INSTRUCTION => Go through the listing below and gather every line with the word "Insalata".

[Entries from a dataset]
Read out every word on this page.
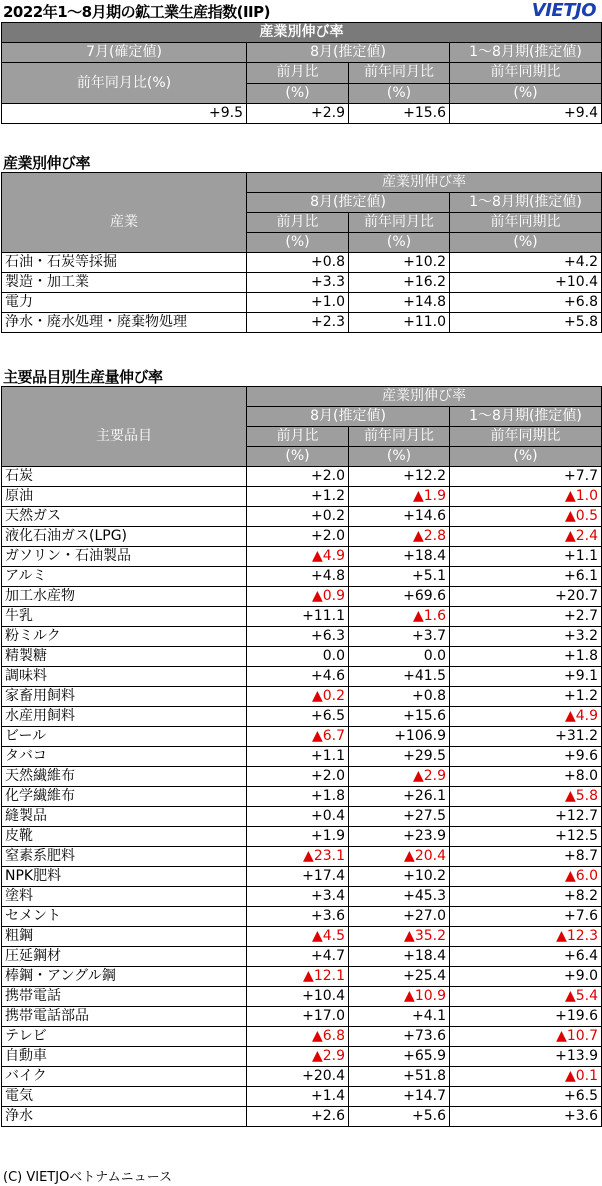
2022年1～8月期の鉱工業生産指数(IIP)	VIETJO
産業別伸び率			
7月(確定値)	8月(推定値)		1～8月期(推定値)
前年同月比(%)	前月比	前年同月比	前年同期比
	(%)	(%)	(%)
+9.5	+2.9	+15.6	+9.4
産業別伸び率
	産業別伸び率		
産業	8月(推定値)		1～8月期(推定値)
	前月比	前年同月比	前年同期比
	(%)	(%)	(%)
石油・石炭等採掘	+0.8	+10.2	+4.2
製造・加工業	+3.3	+16.2	+10.4
電力	+1.0	+14.8	+6.8
浄水・廃水処理・廃棄物処理	+2.3	+11.0	+5.8
主要品目別生産量伸び率
	産業別伸び率		
主要品目	8月(推定値)		1～8月期(推定値)
	前月比	前年同月比	前年同期比
	(%)	(%)	(%)
石炭	+2.0	+12.2	+7.7
原油	+1.2	▲1.9	▲1.0
天然ガス	+0.2	+14.6	▲0.5
液化石油ガス(LPG)	+2.0	▲2.8	▲2.4
ガソリン・石油製品	▲4.9	+18.4	+1.1
アルミ	+4.8	+5.1	+6.1
加工水産物	▲0.9	+69.6	+20.7
牛乳	+11.1	▲1.6	+2.7
粉ミルク	+6.3	+3.7	+3.2
精製糖	0.0	0.0	+1.8
調味料	+4.6	+41.5	+9.1
家畜用飼料	▲0.2	+0.8	+1.2
水産用飼料	+6.5	+15.6	▲4.9
ビール	▲6.7	+106.9	+31.2
タバコ	+1.1	+29.5	+9.6
天然繊維布	+2.0	▲2.9	+8.0
化学繊維布	+1.8	+26.1	▲5.8
縫製品	+0.4	+27.5	+12.7
皮靴	+1.9	+23.9	+12.5
窒素系肥料	▲23.1	▲20.4	+8.7
NPK肥料	+17.4	+10.2	▲6.0
塗料	+3.4	+45.3	+8.2
セメント	+3.6	+27.0	+7.6
粗鋼	▲4.5	▲35.2	▲12.3
圧延鋼材	+4.7	+18.4	+6.4
棒鋼・アングル鋼	▲12.1	+25.4	+9.0
携帯電話	+10.4	▲10.9	▲5.4
携帯電話部品	+17.0	+4.1	+19.6
テレビ	▲6.8	+73.6	▲10.7
自動車	▲2.9	+65.9	+13.9
バイク	+20.4	+51.8	▲0.1
電気	+1.4	+14.7	+6.5
浄水	+2.6	+5.6	+3.6
(C) VIETJOベトナムニュース
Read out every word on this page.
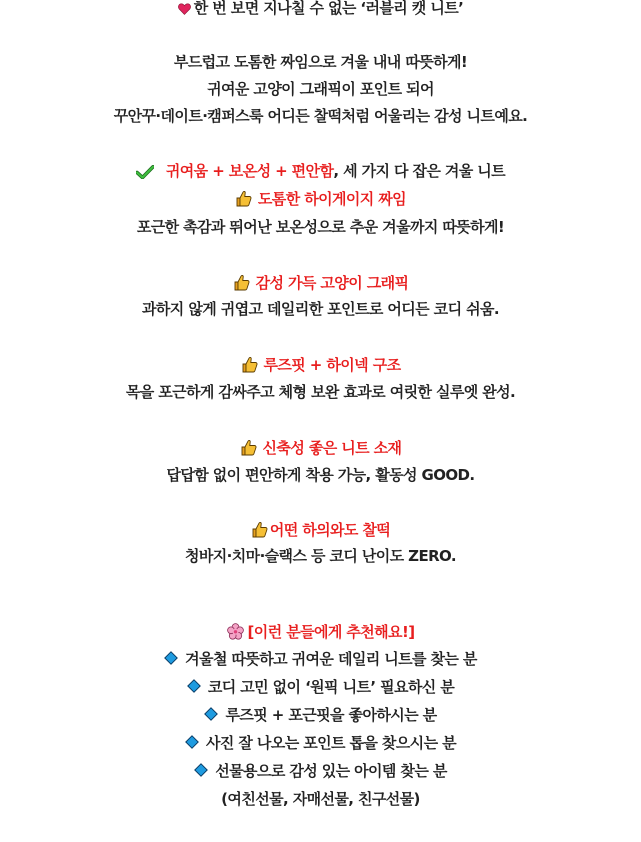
한 번 보면 지나칠 수 없는 ‘러블리 캣 니트’
부드럽고 도톰한 짜임으로 겨울 내내 따뜻하게!
귀여운 고양이 그래픽이 포인트 되어
꾸안꾸·데이트·캠퍼스룩 어디든 찰떡처럼 어울리는 감성 니트예요.
귀여움 + 보온성 + 편안함, 세 가지 다 잡은 겨울 니트
도톰한 하이게이지 짜임
포근한 촉감과 뛰어난 보온성으로 추운 겨울까지 따뜻하게!
감성 가득 고양이 그래픽
과하지 않게 귀엽고 데일리한 포인트로 어디든 코디 쉬움.
루즈핏 + 하이넥 구조
목을 포근하게 감싸주고 체형 보완 효과로 여릿한 실루엣 완성.
신축성 좋은 니트 소재
답답함 없이 편안하게 착용 가능, 활동성 GOOD.
어떤 하의와도 찰떡
청바지·치마·슬랙스 등 코디 난이도 ZERO.
[이런 분들에게 추천해요!]
겨울철 따뜻하고 귀여운 데일리 니트를 찾는 분
코디 고민 없이 ‘원픽 니트’ 필요하신 분
루즈핏 + 포근핏을 좋아하시는 분
사진 잘 나오는 포인트 톱을 찾으시는 분
선물용으로 감성 있는 아이템 찾는 분
(여친선물, 자매선물, 친구선물)
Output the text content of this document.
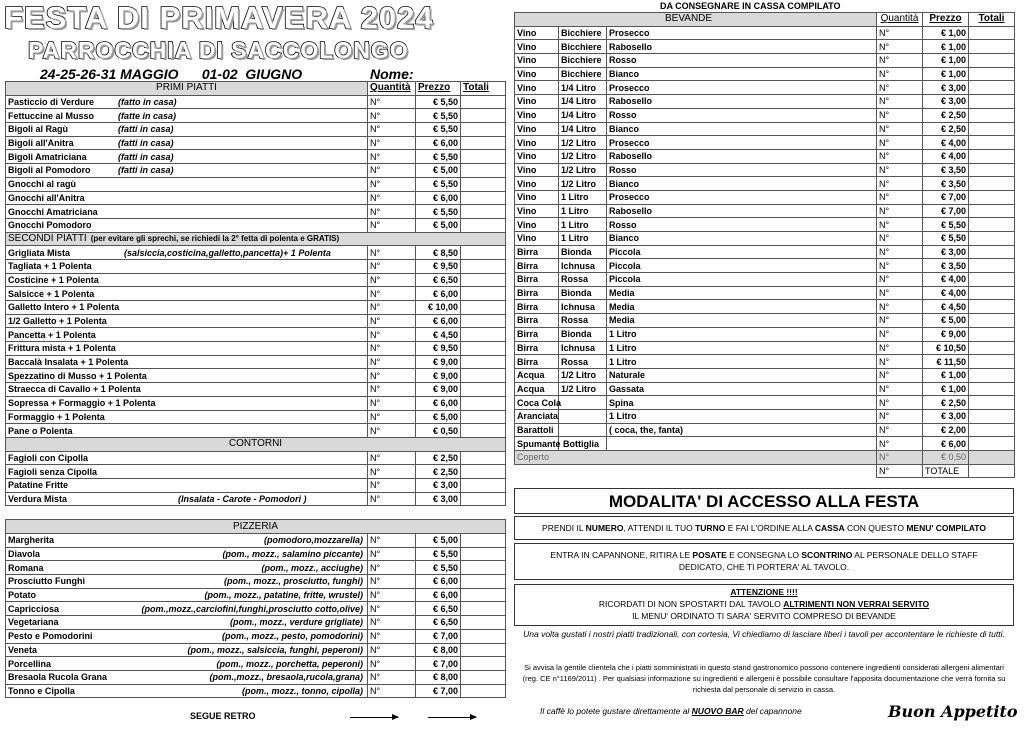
FESTA DI PRIMAVERA 2024
PARROCCHIA DI SACCOLONGO
24-25-26-31 MAGGIO      01-02  GIUGNO	Nome:
PRIMI PIATTI	Quantità	Prezzo	Totali
Pasticcio di Verdure (fatto in casa)	N°	€ 5,50	
Fettuccine al Musso (fatte in casa)	N°	€ 5,50	
Bigoli al Ragù (fatti in casa)	N°	€ 5,50	
Bigoli all'Anitra (fatti in casa)	N°	€ 6,00	
Bigoli Amatriciana (fatti in casa)	N°	€ 5,50	
Bigoli al Pomodoro (fatti in casa)	N°	€ 5,00	
Gnocchi al ragù	N°	€ 5,50	
Gnocchi all'Anitra	N°	€ 6,00	
Gnocchi Amatriciana	N°	€ 5,50	
Gnocchi Pomodoro	N°	€ 5,00	
SECONDI PIATTI (per evitare gli sprechi, se richiedi la 2° fetta di polenta e GRATIS)			
Grigliata Mista (salsiccia,costicina,galletto,pancetta)+ 1 Polenta	N°	€ 8,50	
Tagliata + 1 Polenta	N°	€ 9,50	
Costicine + 1 Polenta	N°	€ 6,50	
Salsicce + 1 Polenta	N°	€ 6,00	
Galletto Intero + 1 Polenta	N°	€ 10,00	
1/2 Galletto + 1 Polenta	N°	€ 6,00	
Pancetta + 1 Polenta	N°	€ 4,50	
Frittura mista + 1 Polenta	N°	€ 9,50	
Baccalà Insalata + 1 Polenta	N°	€ 9,00	
Spezzatino di Musso + 1 Polenta	N°	€ 9,00	
Straecca di Cavallo + 1 Polenta	N°	€ 9,00	
Sopressa + Formaggio + 1 Polenta	N°	€ 6,00	
Formaggio + 1 Polenta	N°	€ 5,00	
Pane o Polenta	N°	€ 0,50	
CONTORNI			
Fagioli con Cipolla	N°	€ 2,50	
Fagioli senza Cipolla	N°	€ 2,50	
Patatine Fritte	N°	€ 3,00	
Verdura Mista (Insalata - Carote - Pomodori )	N°	€ 3,00	

PIZZERIA			
Margherita (pomodoro,mozzarella)	N°	€ 5,00	
Diavola (pom., mozz., salamino piccante)	N°	€ 5,50	
Romana (pom., mozz., acciughe)	N°	€ 5,50	
Prosciutto Funghi (pom., mozz., prosciutto, funghi)	N°	€ 6,00	
Potato (pom., mozz., patatine, fritte, wrustel)	N°	€ 6,00	
Capricciosa (pom.,mozz.,carciofini,funghi,prosciutto cotto,olive)	N°	€ 6,50	
Vegetariana (pom., mozz., verdure grigliate)	N°	€ 6,50	
Pesto e Pomodorini (pom., mozz., pesto, pomodorini)	N°	€ 7,00	
Veneta (pom., mozz., salsiccia, funghi, peperoni)	N°	€ 8,00	
Porcellina (pom., mozz., porchetta, peperoni)	N°	€ 7,00	
Bresaola Rucola Grana (pom.,mozz., bresaola,rucola,grana)	N°	€ 8,00	
Tonno e Cipolla (pom., mozz., tonno, cipolla)	N°	€ 7,00	
SEGUE RETRO
DA CONSEGNARE IN CASSA COMPILATO
BEVANDE			Quantità	Prezzo	Totali
Vino	Bicchiere	Prosecco	N°	€ 1,00	
Vino	Bicchiere	Rabosello	N°	€ 1,00	
Vino	Bicchiere	Rosso	N°	€ 1,00	
Vino	Bicchiere	Bianco	N°	€ 1,00	
Vino	1/4 Litro	Prosecco	N°	€ 3,00	
Vino	1/4 Litro	Rabosello	N°	€ 3,00	
Vino	1/4 Litro	Rosso	N°	€ 2,50	
Vino	1/4 Litro	Bianco	N°	€ 2,50	
Vino	1/2 Litro	Prosecco	N°	€ 4,00	
Vino	1/2 Litro	Rabosello	N°	€ 4,00	
Vino	1/2 Litro	Rosso	N°	€ 3,50	
Vino	1/2 Litro	Bianco	N°	€ 3,50	
Vino	1 Litro	Prosecco	N°	€ 7,00	
Vino	1 Litro	Rabosello	N°	€ 7,00	
Vino	1 Litro	Rosso	N°	€ 5,50	
Vino	1 Litro	Bianco	N°	€ 5,50	
Birra	Bionda	Piccola	N°	€ 3,00	
Birra	Ichnusa	Piccola	N°	€ 3,50	
Birra	Rossa	Piccola	N°	€ 4,00	
Birra	Bionda	Media	N°	€ 4,00	
Birra	Ichnusa	Media	N°	€ 4,50	
Birra	Rossa	Media	N°	€ 5,00	
Birra	Bionda	1 Litro	N°	€ 9,00	
Birra	Ichnusa	1 Litro	N°	€ 10,50	
Birra	Rossa	1 Litro	N°	€ 11,50	
Acqua	1/2 Litro	Naturale	N°	€ 1,00	
Acqua	1/2 Litro	Gassata	N°	€ 1,00	
Coca Cola		Spina	N°	€ 2,50	
Aranciata		1 Litro	N°	€ 3,00	
Barattoli		( coca, the, fanta)	N°	€ 2,00	
Spumante Bottiglia			N°	€ 6,00	
Coperto			N°	€ 0,50	
			N°	TOTALE	
MODALITA' DI ACCESSO ALLA FESTA
PRENDI IL NUMERO, ATTENDI IL TUO TURNO E FAI L'ORDINE ALLA CASSA CON QUESTO MENU' COMPILATO
ENTRA IN CAPANNONE, RITIRA LE POSATE E CONSEGNA LO SCONTRINO AL PERSONALE DELLO STAFF
DEDICATO, CHE TI PORTERA' AL TAVOLO.
ATTENZIONE !!!!
RICORDATI DI NON SPOSTARTI DAL TAVOLO ALTRIMENTI NON VERRAI SERVITO
IL MENU' ORDINATO TI SARA' SERVITO COMPRESO DI BEVANDE
Una volta gustati i nostri piatti tradizionali, con cortesia, Vi chiediamo di lasciare liberi i tavoli per accontentare le richieste di tutti.
Si avvisa la gentile clientela che i piatti somministrati in questo stand gastronomico possono contenere ingredienti considerati allergeni alimentari (reg. CE n°1169/2011) . Per qualsiasi informazione su ingredienti e allergeni è possibile consultare l'apposita documentazione che verrà fornita su richiesta dal personale di servizio in cassa.
Il caffè lo potete gustare direttamente al NUOVO BAR del capannone	Buon Appetito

FINISHED EXERCISE =>
Baccalà Insalata + 1 Polenta	N°	€ 9,00	
Verdura Mista (Insalata - Carote - Pomodori )	N°	€ 3,00	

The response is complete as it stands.